<<<<

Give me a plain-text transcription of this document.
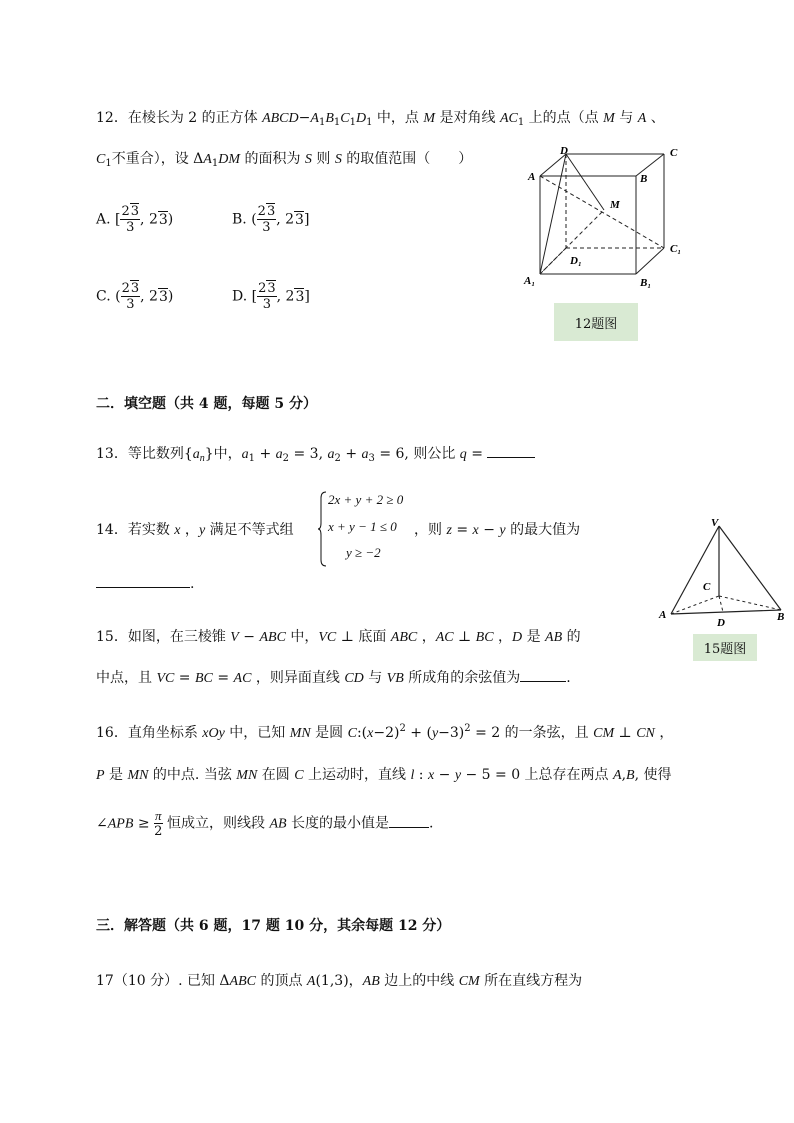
12．在棱长为 2 的正方体 $ABCD-A_1B_1C_1D_1$ 中，点 M 是对角线 $AC_1$ 上的点（点 M 与 A 、
$C_1$不重合），设 $\Delta A_1DM$ 的面积为 S 则 S 的取值范围（　　）
A. [ $\frac{23}{3}$ , 23)	B. ( $\frac{23}{3}$ , 23]
C. ( $\frac{23}{3}$ , 23)	D. [ $\frac{23}{3}$ , 23]
D	C
A	B
M
C₁
D₁
A₁	B₁
12题图
二．填空题（共 4 题，每题 5 分）
13．等比数列$\{a_n\}$中，$a_1 + a_2 = 3$, $a_2 + a_3 = 6$, 则公比 q =
14．若实数 x ，y 满足不等式组
2x + y + 2 ≥ 0
x + y − 1 ≤ 0
y ≥ −2
，则 z = x − y 的最大值为
.
V
C
A
D	B
15题图
15．如图，在三棱锥 V − ABC 中，VC ⊥ 底面 ABC ，AC ⊥ BC ，D 是 AB 的
中点，且 VC = BC = AC ，则异面直线 CD 与 VB 所成角的余弦值为	.
16．直角坐标系 xOy 中，已知 MN 是圆 $C:(x-2)^2 + (y-3)^2 = 2$ 的一条弦，且 CM ⊥ CN ，
P 是 MN 的中点. 当弦 MN 在圆 C 上运动时，直线 l : x − y − 5 = 0 上总存在两点 A,B, 使得
∠APB ≥ $\frac{\pi}{2}$ 恒成立，则线段 AB 长度的最小值是	.
三．解答题（共 6 题，17 题 10 分，其余每题 12 分）
17（10 分）. 已知 ΔABC 的顶点 A(1,3)，AB 边上的中线 CM 所在直线方程为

>>>>

__Request__
Set down the complete material exactly, but do not include the images.

__Result__
Give me a plain-text transcription of this document.
12．在棱长为 2 的正方体 $ABCD-A_1B_1C_1D_1$ 中，点 M 是对角线 $AC_1$ 上的点（点 M 与 A 、
$C_1$不重合），设 $\Delta A_1DM$ 的面积为 S 则 S 的取值范围（　　）
A. [ $\frac{23}{3}$ , 23)	B. ( $\frac{23}{3}$ , 23]
C. ( $\frac{23}{3}$ , 23)	D. [ $\frac{23}{3}$ , 23]
D	C
A	B
M
C₁
D₁
A₁	B₁
12题图
二．填空题（共 4 题，每题 5 分）
13．等比数列$\{a_n\}$中，$a_1 + a_2 = 3$, $a_2 + a_3 = 6$, 则公比 q =
14．若实数 x ，y 满足不等式组
2x + y + 2 ≥ 0
x + y − 1 ≤ 0
y ≥ −2
，则 z = x − y 的最大值为
.
V
C
A
D	B
15题图
15．如图，在三棱锥 V − ABC 中，VC ⊥ 底面 ABC ，AC ⊥ BC ，D 是 AB 的
中点，且 VC = BC = AC ，则异面直线 CD 与 VB 所成角的余弦值为	.
16．直角坐标系 xOy 中，已知 MN 是圆 $C:(x-2)^2 + (y-3)^2 = 2$ 的一条弦，且 CM ⊥ CN ，
P 是 MN 的中点. 当弦 MN 在圆 C 上运动时，直线 l : x − y − 5 = 0 上总存在两点 A,B, 使得
∠APB ≥ $\frac{\pi}{2}$ 恒成立，则线段 AB 长度的最小值是	.
三．解答题（共 6 题，17 题 10 分，其余每题 12 分）
17（10 分）. 已知 ΔABC 的顶点 A(1,3)，AB 边上的中线 CM 所在直线方程为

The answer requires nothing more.